(Collected data entries)
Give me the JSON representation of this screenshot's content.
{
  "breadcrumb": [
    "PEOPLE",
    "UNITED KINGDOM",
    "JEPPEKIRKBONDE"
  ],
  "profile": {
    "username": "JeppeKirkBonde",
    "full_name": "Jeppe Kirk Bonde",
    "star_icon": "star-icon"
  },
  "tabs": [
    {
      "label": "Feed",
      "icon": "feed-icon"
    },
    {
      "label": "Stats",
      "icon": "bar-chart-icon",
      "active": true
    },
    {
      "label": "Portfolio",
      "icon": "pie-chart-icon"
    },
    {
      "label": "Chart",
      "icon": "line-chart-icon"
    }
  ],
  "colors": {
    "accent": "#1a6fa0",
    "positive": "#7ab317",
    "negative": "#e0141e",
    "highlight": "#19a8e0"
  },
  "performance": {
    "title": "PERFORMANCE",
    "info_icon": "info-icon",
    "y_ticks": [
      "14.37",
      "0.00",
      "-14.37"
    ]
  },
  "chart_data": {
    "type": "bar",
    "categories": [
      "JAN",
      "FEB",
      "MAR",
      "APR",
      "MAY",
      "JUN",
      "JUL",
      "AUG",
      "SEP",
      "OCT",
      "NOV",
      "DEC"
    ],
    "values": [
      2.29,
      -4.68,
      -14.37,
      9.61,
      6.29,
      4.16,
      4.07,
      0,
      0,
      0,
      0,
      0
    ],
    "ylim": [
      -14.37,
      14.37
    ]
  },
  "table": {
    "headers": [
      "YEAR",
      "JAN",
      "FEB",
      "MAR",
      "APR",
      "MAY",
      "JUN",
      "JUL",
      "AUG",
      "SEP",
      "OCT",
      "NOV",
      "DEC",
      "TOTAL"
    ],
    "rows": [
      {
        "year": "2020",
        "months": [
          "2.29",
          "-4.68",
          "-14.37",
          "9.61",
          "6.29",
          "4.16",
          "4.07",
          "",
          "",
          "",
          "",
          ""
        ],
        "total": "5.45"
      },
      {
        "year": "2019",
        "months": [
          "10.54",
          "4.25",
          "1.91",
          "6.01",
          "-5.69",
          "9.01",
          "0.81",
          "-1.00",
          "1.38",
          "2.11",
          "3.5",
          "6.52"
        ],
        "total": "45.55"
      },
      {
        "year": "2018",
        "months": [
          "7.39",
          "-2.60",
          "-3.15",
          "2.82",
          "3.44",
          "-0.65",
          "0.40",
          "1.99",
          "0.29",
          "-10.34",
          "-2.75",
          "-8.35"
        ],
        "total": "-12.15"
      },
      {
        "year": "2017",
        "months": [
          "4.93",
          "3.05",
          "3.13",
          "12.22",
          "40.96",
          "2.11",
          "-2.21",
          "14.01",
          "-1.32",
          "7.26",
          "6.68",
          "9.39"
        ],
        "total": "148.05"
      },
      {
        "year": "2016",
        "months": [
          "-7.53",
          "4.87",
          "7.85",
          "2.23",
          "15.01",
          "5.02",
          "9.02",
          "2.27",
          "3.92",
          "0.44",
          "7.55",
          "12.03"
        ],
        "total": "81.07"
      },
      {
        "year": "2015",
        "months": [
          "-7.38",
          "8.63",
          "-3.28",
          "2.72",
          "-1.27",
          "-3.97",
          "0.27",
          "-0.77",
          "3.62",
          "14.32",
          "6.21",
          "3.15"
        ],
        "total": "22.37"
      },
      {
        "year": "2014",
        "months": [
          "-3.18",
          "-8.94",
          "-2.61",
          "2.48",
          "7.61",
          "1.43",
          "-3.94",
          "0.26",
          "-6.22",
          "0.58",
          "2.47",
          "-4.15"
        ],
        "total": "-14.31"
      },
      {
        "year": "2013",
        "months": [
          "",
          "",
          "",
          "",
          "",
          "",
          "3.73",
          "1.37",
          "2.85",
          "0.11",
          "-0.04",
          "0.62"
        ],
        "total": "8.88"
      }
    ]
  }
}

Work required:
Copy out every line in the listing where the word "label" appears.

Expected answer:
      "label": "Feed",
      "label": "Stats",
      "label": "Portfolio",
      "label": "Chart",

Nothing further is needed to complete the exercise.